_EXERCISE:_ Locate and copy all lines bearing the word "albo".

(Records contained in a dataset)
:::
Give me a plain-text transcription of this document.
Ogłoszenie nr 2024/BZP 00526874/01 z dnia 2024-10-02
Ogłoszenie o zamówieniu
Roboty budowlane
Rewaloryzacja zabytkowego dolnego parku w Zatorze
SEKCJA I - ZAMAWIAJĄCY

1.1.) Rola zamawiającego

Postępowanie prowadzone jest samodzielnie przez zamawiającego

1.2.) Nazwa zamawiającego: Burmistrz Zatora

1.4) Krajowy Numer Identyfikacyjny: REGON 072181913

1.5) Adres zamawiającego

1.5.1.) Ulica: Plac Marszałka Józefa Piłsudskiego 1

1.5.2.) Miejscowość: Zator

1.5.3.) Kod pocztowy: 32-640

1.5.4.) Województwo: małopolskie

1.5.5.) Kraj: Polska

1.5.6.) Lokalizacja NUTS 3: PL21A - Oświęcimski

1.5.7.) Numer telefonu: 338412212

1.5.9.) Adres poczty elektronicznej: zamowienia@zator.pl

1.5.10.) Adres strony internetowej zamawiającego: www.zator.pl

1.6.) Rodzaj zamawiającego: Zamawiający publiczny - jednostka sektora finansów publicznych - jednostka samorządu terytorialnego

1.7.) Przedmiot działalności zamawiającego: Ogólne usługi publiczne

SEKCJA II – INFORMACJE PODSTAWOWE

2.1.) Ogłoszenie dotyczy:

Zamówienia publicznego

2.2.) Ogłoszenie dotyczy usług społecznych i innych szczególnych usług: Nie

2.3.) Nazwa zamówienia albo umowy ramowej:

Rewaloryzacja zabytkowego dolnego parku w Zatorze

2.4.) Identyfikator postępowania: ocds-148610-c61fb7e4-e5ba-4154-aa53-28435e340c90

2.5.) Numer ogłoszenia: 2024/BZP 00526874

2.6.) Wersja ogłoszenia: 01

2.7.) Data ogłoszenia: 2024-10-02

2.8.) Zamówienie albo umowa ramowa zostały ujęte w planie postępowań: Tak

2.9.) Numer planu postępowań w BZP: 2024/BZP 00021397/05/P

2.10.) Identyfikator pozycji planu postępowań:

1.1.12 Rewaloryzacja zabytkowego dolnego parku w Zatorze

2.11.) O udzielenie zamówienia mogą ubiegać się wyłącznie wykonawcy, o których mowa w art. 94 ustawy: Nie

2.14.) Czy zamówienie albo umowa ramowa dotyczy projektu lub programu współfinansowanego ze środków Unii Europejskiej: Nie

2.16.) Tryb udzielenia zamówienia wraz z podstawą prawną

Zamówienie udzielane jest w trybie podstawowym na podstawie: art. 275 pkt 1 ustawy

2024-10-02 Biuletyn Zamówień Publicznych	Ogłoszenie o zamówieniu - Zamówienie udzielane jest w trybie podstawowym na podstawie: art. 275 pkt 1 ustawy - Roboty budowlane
:::
_EXERCISE SOLUTION:_
2.3.) Nazwa zamówienia albo umowy ramowej:
2.8.) Zamówienie albo umowa ramowa zostały ujęte w planie postępowań: Tak
2.14.) Czy zamówienie albo umowa ramowa dotyczy projektu lub programu współfinansowanego ze środków Unii Europejskiej: Nie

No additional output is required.